• PROBLEM 1
In the abstract on small-cell extranodal NK/T cell lymphoma below, rewrite the paragraph beginning "Patients included seven females" as a bulleted list that keeps its main facts.
• PROBLEM 2
According to the abstract on small-cell extranodal NK/T cell lymphoma below, what was the median Ki67 in the reported cases?
• PROBLEM 3
Continue the abstract on small-cell extranodal NK/T cell lymphoma below, starting after its final sentence.

• DOCUMENT SECTION
Extranodal NK/T cell lymphoma, nasal type (ENKTCL) is usually composed of medium- to large-sized lymphoid cells showing prominent angiotrophism and tumour cell necrosis. We report 13 cases composed predominantly of small lymphocytes diagnosed in the United States and Western Europe.

Methods and results:

Patients included seven females and six males aged 17–75 years. Ten presented with sinonasal and three with buccal disease. Nine had stage IE/IIE and four had stage IV disease. In five of seven patients with multiple biopsies at different time-intervals, the lymphoma was misinterpreted as representing chronic inflammation on an earlier biopsy. In all cases morphology showed a dense infiltrate of small lymphoid cells with minimal cytological atypia. Necrosis, angioinvasion and angiodestruction were each seen in 17%, 22% and 17% of biopsies. Median Ki67 was 5%. Four patients died of lymphoma 4–16 months after diagnosis, including three of four patients with stage IV disease; seven (54%) are alive with no evidence of disease at a median of 39 months; one patient with stage IV disease is alive at 10 months and one recurred at 17 months.

• STUDY MATERIAL
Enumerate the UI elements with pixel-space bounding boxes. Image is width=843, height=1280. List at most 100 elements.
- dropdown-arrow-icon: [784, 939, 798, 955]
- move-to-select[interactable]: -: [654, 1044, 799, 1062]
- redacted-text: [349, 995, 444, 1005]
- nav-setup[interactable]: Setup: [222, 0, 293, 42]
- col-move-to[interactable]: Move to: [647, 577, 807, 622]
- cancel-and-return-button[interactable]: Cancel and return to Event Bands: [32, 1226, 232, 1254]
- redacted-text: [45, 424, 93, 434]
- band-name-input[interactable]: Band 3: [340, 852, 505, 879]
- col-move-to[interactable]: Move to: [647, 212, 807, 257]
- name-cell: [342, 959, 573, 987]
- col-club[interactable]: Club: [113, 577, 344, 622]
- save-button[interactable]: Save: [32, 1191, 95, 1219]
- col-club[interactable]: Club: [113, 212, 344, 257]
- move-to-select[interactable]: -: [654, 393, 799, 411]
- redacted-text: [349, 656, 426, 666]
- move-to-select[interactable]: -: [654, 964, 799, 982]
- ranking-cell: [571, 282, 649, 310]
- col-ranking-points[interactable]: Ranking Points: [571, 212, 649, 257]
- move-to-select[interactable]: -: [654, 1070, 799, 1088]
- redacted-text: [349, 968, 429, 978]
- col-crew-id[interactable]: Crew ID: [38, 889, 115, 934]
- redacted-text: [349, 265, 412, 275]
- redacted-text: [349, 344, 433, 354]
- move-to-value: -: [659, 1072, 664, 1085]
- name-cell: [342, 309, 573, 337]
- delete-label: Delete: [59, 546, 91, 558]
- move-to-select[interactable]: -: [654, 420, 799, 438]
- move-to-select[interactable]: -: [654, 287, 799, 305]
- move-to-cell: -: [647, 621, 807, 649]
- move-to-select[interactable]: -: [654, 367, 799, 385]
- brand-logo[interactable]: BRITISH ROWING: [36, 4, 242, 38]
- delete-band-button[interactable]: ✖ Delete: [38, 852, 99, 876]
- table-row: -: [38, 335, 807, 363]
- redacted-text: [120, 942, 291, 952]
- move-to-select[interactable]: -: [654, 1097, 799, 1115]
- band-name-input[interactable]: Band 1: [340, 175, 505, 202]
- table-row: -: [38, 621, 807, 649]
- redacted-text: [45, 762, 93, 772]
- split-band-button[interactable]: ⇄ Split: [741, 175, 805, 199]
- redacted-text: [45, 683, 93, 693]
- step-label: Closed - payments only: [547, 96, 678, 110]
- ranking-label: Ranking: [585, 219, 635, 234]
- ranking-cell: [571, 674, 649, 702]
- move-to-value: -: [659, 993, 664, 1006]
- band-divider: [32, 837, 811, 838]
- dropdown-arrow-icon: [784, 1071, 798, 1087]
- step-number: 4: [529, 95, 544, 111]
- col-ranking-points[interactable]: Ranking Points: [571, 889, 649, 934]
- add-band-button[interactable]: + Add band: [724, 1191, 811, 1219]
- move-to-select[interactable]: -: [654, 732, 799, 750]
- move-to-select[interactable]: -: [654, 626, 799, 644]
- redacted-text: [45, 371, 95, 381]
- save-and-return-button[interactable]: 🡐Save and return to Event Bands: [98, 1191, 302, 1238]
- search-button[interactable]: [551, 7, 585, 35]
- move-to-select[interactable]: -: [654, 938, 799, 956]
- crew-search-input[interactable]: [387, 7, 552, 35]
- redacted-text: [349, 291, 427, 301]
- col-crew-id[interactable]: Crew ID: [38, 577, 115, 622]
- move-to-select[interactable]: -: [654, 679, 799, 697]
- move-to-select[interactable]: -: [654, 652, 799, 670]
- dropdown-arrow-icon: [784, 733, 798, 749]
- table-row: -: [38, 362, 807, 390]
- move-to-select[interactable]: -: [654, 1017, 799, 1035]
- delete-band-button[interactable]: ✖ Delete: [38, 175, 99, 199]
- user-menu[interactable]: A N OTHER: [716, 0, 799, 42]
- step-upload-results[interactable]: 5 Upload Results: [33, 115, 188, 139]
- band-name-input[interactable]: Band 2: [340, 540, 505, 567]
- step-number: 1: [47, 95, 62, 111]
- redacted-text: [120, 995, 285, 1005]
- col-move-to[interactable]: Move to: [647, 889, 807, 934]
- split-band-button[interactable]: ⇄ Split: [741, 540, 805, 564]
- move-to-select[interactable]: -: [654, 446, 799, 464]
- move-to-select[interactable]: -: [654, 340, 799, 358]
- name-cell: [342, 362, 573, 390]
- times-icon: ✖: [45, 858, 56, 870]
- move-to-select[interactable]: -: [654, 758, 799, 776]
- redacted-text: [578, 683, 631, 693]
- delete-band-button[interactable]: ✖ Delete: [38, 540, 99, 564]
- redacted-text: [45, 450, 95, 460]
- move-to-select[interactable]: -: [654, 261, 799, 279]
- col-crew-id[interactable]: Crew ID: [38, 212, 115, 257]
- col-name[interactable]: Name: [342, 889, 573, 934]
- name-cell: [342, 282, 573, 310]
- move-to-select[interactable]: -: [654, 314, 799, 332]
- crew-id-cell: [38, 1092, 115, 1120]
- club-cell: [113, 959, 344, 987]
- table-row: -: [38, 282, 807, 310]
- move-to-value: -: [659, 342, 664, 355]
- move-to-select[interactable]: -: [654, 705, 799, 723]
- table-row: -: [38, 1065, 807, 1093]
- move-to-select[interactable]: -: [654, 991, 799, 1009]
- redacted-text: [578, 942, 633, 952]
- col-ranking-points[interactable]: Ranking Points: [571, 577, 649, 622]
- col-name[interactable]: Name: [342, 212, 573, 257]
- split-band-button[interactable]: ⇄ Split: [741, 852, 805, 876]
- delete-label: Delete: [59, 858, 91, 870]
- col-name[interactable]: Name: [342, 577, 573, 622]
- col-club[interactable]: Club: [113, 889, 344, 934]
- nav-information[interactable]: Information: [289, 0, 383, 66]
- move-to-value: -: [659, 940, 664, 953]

• RESPONSE 1
- Patients: seven females and six males, aged 17–75 years
- Presentation: sinonasal disease in ten, buccal disease in three
- Stage: IE/IIE in nine, IV in four
- Earlier misdiagnosis: in five of seven patients with multiple biopsies at different time intervals, an earlier biopsy was misread as chronic inflammation
- Morphology: in all cases, a dense infiltrate of small lymphoid cells with minimal cytological atypia
- Biopsy findings: necrosis in 17%, angioinvasion in 22%, angiodestruction in 17%
- Median Ki67: 5%
- Outcomes:
  - Four died of lymphoma 4–16 months after diagnosis, including three of the four with stage IV disease.
  - Seven (54%) are alive with no evidence of disease at a median of 39 months.
  - One patient with stage IV disease is alive at 10 months.
  - One recurred at 17 months.

• RESPONSE 2
5%

• RESPONSE 3
Conclusions:

In sinonasal biopsies with predominantly small lymphocytic infiltrates with admixed chronic inflammation, focal hypercellularity, focal surface ulceration or microscopic bone invasion by small lymphoid cells should alert pathologists to the possibility of small-cell predominant ENKTCL. Awareness of the full histological spectrum of ENKTCL, particularly in non-endemic areas, is important in avoiding a delay in diagnosis and ensuring timely initiation of therapy.